§ **EXERCISE**
From the entries below, pull out each line where "макроэкономика" appears.

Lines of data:
□ □ □ □ □ □ □
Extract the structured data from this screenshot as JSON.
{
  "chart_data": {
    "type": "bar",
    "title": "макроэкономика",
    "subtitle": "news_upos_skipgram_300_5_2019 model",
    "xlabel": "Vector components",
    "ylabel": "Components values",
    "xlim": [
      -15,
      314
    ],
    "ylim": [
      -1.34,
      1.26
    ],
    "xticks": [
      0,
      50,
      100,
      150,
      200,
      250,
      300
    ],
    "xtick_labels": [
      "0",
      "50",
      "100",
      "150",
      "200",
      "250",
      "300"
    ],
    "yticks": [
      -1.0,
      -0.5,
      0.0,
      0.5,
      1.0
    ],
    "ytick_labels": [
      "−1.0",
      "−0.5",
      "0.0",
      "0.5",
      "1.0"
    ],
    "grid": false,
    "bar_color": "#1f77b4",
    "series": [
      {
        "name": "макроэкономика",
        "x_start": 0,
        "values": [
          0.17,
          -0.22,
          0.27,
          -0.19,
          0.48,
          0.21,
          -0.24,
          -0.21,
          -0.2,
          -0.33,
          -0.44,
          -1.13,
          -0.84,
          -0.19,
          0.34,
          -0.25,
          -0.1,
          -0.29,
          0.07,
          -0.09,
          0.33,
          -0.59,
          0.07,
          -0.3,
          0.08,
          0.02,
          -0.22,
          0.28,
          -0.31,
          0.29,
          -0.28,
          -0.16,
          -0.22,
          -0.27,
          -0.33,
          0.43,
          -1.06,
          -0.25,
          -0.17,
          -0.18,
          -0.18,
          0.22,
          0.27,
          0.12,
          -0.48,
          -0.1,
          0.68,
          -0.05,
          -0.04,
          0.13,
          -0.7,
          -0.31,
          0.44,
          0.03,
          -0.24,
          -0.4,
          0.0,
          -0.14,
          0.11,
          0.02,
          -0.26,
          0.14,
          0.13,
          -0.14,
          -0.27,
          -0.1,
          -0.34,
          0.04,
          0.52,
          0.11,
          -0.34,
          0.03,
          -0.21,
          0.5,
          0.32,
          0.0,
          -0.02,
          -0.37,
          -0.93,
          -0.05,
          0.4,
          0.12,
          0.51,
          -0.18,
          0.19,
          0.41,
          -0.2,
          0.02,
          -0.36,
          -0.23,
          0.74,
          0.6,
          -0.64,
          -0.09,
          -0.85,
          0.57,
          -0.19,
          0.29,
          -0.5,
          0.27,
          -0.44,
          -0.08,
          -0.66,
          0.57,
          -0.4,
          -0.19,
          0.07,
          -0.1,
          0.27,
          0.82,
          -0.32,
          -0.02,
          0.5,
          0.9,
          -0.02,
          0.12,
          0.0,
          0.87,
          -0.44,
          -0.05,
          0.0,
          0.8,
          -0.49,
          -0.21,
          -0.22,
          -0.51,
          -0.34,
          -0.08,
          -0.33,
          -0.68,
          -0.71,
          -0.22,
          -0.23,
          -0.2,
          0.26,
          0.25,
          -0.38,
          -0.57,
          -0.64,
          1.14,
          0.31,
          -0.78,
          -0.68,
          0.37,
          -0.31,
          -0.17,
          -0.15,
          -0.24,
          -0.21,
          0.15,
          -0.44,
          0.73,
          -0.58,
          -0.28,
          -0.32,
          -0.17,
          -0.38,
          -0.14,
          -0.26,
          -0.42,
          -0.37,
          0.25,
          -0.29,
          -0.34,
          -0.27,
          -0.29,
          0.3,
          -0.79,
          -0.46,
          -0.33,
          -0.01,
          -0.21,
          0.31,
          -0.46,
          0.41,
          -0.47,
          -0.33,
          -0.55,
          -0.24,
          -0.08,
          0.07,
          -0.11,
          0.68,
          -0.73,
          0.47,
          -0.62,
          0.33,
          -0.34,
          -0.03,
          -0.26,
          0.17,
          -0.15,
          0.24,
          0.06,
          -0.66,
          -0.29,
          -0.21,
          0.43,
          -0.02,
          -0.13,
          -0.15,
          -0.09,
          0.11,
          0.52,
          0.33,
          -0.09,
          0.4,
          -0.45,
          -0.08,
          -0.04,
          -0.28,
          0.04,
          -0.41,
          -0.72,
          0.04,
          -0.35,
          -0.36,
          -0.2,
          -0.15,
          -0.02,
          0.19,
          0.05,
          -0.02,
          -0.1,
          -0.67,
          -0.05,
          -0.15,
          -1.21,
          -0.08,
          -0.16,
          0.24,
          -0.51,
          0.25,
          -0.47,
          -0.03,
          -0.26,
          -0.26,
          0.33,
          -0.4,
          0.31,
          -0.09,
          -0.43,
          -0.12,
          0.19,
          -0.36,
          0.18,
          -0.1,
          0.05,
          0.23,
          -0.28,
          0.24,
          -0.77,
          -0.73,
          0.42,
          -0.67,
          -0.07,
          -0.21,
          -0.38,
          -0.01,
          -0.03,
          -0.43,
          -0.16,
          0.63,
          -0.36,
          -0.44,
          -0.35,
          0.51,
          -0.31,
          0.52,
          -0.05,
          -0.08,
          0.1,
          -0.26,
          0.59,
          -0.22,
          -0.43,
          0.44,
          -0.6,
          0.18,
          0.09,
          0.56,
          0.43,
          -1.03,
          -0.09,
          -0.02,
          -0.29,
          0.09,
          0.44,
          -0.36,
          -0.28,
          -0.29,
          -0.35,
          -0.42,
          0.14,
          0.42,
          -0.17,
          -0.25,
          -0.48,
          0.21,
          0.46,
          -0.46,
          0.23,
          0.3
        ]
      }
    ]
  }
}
□ □ □ □ □ □ □
§ **RESPONSE BELOW**
    "title": "макроэкономика",
        "name": "макроэкономика",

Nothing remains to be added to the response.